— Records —
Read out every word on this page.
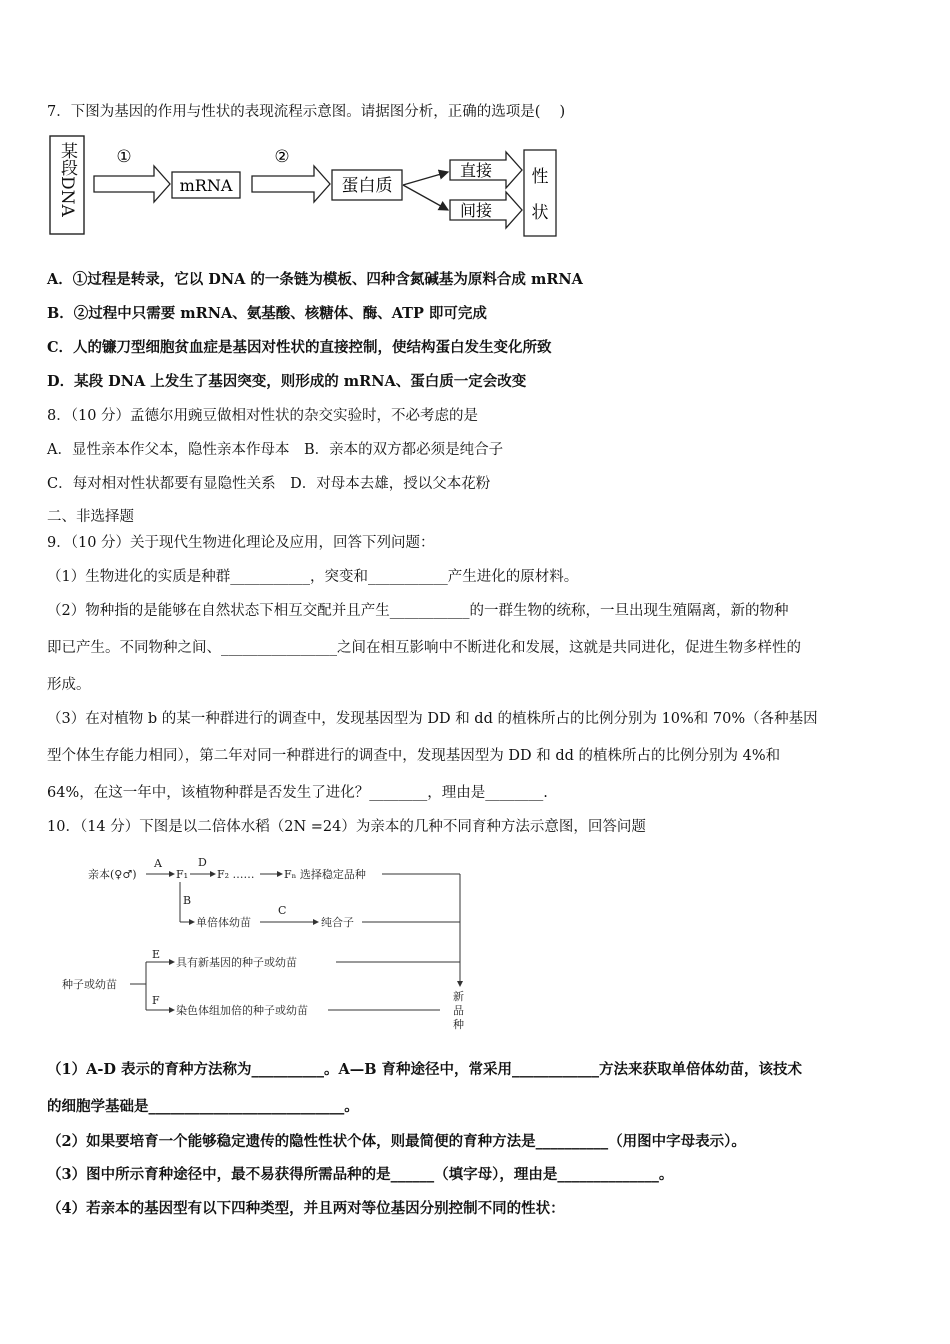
7．下图为基因的作用与性状的表现流程示意图。请据图分析，正确的选项是(　 )
某段DNA ①
mRNA
②
蛋白质
直接
间接
性
状
A．①过程是转录，它以 DNA 的一条链为模板、四种含氮碱基为原料合成 mRNA
B．②过程中只需要 mRNA、氨基酸、核糖体、酶、ATP 即可完成
C．人的镰刀型细胞贫血症是基因对性状的直接控制，使结构蛋白发生变化所致
D．某段 DNA 上发生了基因突变，则形成的 mRNA、蛋白质一定会改变
8．（10 分）孟德尔用豌豆做相对性状的杂交实验时，不必考虑的是
A．显性亲本作父本，隐性亲本作母本　B．亲本的双方都必须是纯合子
C．每对相对性状都要有显隐性关系　D．对母本去雄，授以父本花粉
二、非选择题
9．（10 分）关于现代生物进化理论及应用，回答下列问题：
（1）生物进化的实质是种群___________，突变和___________产生进化的原材料。
（2）物种指的是能够在自然状态下相互交配并且产生___________的一群生物的统称，一旦出现生殖隔离，新的物种
即已产生。不同物种之间、________________之间在相互影响中不断进化和发展，这就是共同进化，促进生物多样性的
形成。
（3）在对植物 b 的某一种群进行的调查中，发现基因型为 DD 和 dd 的植株所占的比例分别为 10%和 70%（各种基因
型个体生存能力相同），第二年对同一种群进行的调查中，发现基因型为 DD 和 dd 的植株所占的比例分别为 4%和
64%，在这一年中，该植物种群是否发生了进化？________，理由是________.
10．（14 分）下图是以二倍体水稻（2N =24）为亲本的几种不同育种方法示意图，回答问题
亲本(♀♂)
A
F₁
D
F₂ ……	Fₙ 选择稳定品种
B
单倍体幼苗
C
纯合子
种子或幼苗
E
具有新基因的种子或幼苗
F
染色体组加倍的种子或幼苗
新
品
种
（1）A-D 表示的育种方法称为__________。A—B 育种途径中，常采用____________方法来获取单倍体幼苗，该技术
的细胞学基础是___________________________。
（2）如果要培育一个能够稳定遗传的隐性性状个体，则最简便的育种方法是__________（用图中字母表示）。
（3）图中所示育种途径中，最不易获得所需品种的是______（填字母），理由是______________。
（4）若亲本的基因型有以下四种类型，并且两对等位基因分别控制不同的性状：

— Exercise brief —
From the first line to the last, retype the data exactly, without images.

— Task solution —
Read out every word on this page.
7．下图为基因的作用与性状的表现流程示意图。请据图分析，正确的选项是(　 )
某段DNA ①
mRNA
②
蛋白质
直接
间接
性
状
A．①过程是转录，它以 DNA 的一条链为模板、四种含氮碱基为原料合成 mRNA
B．②过程中只需要 mRNA、氨基酸、核糖体、酶、ATP 即可完成
C．人的镰刀型细胞贫血症是基因对性状的直接控制，使结构蛋白发生变化所致
D．某段 DNA 上发生了基因突变，则形成的 mRNA、蛋白质一定会改变
8．（10 分）孟德尔用豌豆做相对性状的杂交实验时，不必考虑的是
A．显性亲本作父本，隐性亲本作母本　B．亲本的双方都必须是纯合子
C．每对相对性状都要有显隐性关系　D．对母本去雄，授以父本花粉
二、非选择题
9．（10 分）关于现代生物进化理论及应用，回答下列问题：
（1）生物进化的实质是种群___________，突变和___________产生进化的原材料。
（2）物种指的是能够在自然状态下相互交配并且产生___________的一群生物的统称，一旦出现生殖隔离，新的物种
即已产生。不同物种之间、________________之间在相互影响中不断进化和发展，这就是共同进化，促进生物多样性的
形成。
（3）在对植物 b 的某一种群进行的调查中，发现基因型为 DD 和 dd 的植株所占的比例分别为 10%和 70%（各种基因
型个体生存能力相同），第二年对同一种群进行的调查中，发现基因型为 DD 和 dd 的植株所占的比例分别为 4%和
64%，在这一年中，该植物种群是否发生了进化？________，理由是________.
10．（14 分）下图是以二倍体水稻（2N =24）为亲本的几种不同育种方法示意图，回答问题
亲本(♀♂)
A
F₁
D
F₂ ……	Fₙ 选择稳定品种
B
单倍体幼苗
C
纯合子
种子或幼苗
E
具有新基因的种子或幼苗
F
染色体组加倍的种子或幼苗
新
品
种
（1）A-D 表示的育种方法称为__________。A—B 育种途径中，常采用____________方法来获取单倍体幼苗，该技术
的细胞学基础是___________________________。
（2）如果要培育一个能够稳定遗传的隐性性状个体，则最简便的育种方法是__________（用图中字母表示）。
（3）图中所示育种途径中，最不易获得所需品种的是______（填字母），理由是______________。
（4）若亲本的基因型有以下四种类型，并且两对等位基因分别控制不同的性状：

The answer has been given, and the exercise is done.